Copy each line of the entries that contains the word "field".

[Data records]
▶
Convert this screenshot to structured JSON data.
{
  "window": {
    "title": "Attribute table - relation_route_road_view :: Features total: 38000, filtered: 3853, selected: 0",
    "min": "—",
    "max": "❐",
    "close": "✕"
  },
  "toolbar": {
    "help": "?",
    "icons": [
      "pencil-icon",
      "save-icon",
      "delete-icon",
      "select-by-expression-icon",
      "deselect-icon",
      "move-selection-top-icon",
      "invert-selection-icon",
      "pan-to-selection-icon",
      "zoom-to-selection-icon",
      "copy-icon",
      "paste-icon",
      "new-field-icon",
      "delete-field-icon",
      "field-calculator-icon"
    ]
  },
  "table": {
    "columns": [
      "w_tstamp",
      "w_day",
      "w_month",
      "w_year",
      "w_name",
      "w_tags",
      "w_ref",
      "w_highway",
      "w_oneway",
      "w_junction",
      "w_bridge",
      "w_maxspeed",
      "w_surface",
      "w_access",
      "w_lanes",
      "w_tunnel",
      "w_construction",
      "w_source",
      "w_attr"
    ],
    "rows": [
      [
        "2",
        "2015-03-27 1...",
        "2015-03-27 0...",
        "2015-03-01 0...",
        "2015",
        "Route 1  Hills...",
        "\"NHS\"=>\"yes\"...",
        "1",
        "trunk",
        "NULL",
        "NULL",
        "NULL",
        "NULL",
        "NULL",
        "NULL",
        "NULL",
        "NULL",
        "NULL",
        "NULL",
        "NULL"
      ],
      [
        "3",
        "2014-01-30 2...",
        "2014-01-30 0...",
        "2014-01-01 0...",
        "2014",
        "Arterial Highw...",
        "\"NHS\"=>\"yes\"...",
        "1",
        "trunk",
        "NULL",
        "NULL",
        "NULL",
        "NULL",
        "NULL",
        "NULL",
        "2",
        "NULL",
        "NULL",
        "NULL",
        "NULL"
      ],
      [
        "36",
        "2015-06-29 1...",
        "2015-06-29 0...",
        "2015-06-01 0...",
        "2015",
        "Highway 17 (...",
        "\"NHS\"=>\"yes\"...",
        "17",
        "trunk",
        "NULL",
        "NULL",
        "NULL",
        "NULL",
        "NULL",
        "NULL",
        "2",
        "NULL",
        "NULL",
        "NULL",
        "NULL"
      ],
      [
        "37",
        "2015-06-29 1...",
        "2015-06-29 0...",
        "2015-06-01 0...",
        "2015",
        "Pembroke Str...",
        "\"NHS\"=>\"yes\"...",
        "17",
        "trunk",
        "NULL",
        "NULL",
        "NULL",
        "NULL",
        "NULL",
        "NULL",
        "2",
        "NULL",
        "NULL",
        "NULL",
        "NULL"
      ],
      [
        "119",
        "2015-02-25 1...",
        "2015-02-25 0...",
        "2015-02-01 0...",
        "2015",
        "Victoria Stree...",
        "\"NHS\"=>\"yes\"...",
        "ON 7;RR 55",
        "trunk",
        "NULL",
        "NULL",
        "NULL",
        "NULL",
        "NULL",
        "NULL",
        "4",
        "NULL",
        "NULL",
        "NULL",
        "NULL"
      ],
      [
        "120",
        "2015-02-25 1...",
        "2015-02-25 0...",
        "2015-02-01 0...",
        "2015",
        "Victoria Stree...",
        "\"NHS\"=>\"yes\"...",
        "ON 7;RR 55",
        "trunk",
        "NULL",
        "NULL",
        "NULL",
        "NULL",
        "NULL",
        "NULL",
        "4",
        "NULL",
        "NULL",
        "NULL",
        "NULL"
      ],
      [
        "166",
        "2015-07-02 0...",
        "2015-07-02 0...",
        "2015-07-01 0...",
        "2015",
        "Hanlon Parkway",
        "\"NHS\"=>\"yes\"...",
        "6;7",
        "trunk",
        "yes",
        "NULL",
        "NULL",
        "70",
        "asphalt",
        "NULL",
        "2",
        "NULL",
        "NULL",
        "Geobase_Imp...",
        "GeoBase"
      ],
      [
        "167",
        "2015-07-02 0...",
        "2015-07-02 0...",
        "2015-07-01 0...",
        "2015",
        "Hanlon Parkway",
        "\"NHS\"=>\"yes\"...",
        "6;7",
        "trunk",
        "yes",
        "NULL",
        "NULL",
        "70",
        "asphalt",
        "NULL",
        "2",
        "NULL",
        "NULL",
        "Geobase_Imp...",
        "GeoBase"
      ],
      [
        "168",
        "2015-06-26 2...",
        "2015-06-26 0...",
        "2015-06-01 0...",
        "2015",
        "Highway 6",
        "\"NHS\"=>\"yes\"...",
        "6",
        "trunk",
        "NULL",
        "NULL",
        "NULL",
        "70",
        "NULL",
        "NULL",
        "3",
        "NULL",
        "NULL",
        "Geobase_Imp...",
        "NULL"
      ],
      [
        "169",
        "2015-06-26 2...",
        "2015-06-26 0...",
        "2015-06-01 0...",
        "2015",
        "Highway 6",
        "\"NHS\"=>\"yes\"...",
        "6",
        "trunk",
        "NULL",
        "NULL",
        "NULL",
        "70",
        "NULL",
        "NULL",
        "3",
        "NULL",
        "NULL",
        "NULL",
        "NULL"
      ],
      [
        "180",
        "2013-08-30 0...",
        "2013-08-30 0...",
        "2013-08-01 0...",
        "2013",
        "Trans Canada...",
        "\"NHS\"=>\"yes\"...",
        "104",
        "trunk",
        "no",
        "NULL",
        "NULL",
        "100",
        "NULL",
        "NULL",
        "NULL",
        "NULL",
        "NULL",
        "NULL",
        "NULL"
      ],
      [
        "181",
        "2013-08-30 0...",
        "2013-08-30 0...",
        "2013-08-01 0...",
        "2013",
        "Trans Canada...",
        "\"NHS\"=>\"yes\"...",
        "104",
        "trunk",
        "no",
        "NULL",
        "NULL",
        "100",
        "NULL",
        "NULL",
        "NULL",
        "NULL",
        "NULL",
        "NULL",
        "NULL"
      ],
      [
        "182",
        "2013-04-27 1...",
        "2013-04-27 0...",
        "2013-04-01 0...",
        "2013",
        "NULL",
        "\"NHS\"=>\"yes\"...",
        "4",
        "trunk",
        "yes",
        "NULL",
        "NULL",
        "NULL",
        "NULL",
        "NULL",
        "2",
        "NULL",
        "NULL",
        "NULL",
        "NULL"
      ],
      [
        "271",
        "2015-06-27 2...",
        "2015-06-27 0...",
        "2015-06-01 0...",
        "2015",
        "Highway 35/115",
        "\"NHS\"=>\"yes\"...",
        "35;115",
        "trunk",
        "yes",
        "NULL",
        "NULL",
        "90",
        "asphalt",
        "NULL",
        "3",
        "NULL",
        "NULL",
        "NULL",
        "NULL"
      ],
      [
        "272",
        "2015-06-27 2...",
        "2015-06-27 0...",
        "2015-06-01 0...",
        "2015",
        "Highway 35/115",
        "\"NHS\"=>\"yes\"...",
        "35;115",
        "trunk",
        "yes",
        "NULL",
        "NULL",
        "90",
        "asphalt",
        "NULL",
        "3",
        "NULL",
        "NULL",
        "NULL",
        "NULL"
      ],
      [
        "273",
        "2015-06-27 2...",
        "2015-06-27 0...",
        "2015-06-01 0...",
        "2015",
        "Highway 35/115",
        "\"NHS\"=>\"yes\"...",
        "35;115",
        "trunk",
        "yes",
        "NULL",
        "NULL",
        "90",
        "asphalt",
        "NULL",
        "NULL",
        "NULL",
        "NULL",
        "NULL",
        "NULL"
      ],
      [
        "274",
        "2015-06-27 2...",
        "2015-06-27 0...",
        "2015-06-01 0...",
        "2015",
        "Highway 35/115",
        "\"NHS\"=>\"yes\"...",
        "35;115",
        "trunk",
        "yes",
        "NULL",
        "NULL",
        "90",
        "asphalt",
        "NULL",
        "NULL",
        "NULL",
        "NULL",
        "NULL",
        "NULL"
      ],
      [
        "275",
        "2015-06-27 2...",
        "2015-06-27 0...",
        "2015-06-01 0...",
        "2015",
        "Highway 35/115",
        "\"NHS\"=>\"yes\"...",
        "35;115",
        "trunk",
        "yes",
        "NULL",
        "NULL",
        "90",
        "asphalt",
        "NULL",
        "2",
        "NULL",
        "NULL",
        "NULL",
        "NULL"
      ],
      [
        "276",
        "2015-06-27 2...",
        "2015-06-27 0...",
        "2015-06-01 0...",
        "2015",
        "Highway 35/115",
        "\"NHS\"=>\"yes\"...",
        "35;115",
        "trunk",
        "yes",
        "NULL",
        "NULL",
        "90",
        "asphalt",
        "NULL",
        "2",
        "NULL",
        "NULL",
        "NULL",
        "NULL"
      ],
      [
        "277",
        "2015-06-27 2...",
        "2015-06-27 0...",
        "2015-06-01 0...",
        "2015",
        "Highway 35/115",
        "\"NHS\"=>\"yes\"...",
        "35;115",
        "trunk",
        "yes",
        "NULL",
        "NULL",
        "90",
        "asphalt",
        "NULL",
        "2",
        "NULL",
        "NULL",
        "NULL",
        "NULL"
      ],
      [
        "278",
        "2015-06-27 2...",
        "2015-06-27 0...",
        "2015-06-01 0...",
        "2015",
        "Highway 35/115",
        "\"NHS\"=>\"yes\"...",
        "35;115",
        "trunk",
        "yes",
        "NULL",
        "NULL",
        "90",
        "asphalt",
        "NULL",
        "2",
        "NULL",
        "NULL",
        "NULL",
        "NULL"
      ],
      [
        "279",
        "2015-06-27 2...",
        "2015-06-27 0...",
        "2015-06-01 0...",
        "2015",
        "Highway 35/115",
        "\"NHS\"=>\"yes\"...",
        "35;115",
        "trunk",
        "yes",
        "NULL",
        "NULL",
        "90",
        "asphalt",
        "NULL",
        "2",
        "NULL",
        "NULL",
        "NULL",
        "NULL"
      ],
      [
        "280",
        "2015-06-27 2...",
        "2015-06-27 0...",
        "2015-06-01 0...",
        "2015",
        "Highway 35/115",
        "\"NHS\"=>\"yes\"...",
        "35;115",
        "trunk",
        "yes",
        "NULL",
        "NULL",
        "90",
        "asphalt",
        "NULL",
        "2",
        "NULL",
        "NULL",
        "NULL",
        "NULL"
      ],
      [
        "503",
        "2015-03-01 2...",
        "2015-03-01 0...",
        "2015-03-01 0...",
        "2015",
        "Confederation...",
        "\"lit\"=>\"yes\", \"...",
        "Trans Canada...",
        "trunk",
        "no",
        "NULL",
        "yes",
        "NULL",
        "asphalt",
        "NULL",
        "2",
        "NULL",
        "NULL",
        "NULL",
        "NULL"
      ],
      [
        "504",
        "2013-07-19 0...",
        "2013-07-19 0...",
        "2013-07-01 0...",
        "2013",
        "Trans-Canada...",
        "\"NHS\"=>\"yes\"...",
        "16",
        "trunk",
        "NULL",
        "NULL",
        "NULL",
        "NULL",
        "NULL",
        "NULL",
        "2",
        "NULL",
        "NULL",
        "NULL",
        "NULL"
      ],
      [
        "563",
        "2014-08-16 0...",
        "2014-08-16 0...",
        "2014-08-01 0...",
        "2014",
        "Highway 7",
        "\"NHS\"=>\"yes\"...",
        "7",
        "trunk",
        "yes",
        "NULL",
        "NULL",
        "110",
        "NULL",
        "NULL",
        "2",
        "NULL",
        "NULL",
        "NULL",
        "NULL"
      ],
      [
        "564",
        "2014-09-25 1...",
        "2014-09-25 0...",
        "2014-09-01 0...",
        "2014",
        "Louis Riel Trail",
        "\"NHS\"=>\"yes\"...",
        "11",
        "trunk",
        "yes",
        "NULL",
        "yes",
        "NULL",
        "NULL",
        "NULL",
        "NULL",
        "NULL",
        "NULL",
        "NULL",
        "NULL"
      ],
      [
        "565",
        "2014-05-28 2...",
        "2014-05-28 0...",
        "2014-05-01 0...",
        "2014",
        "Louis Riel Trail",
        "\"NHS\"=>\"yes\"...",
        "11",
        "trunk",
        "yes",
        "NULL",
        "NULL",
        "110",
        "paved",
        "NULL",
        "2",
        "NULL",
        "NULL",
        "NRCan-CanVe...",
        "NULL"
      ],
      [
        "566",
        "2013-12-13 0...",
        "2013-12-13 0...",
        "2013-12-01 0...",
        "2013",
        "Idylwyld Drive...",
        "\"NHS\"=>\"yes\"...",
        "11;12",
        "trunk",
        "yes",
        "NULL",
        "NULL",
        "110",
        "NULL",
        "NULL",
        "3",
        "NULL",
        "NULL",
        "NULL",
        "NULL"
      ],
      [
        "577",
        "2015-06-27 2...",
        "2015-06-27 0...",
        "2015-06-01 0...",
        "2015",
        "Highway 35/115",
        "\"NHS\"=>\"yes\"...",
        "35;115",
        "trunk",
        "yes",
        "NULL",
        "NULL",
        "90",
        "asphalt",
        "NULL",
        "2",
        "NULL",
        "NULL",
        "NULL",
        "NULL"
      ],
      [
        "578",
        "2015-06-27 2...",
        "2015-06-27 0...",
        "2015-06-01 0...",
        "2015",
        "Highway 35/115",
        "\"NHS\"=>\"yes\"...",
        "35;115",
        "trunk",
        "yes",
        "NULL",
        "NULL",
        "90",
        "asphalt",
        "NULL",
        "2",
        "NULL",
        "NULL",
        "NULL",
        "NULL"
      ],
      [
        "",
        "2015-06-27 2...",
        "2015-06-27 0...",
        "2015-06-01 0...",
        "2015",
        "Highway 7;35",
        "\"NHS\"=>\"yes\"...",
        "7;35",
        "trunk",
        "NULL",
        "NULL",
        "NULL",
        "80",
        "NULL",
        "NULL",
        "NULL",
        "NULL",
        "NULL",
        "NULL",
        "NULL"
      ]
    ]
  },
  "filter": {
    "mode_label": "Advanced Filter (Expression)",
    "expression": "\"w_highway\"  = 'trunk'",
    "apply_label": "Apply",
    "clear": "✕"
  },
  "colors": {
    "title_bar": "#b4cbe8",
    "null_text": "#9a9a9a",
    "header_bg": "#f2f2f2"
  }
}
◀
**Written response:**
      "new-field-icon",
      "delete-field-icon",
      "field-calculator-icon"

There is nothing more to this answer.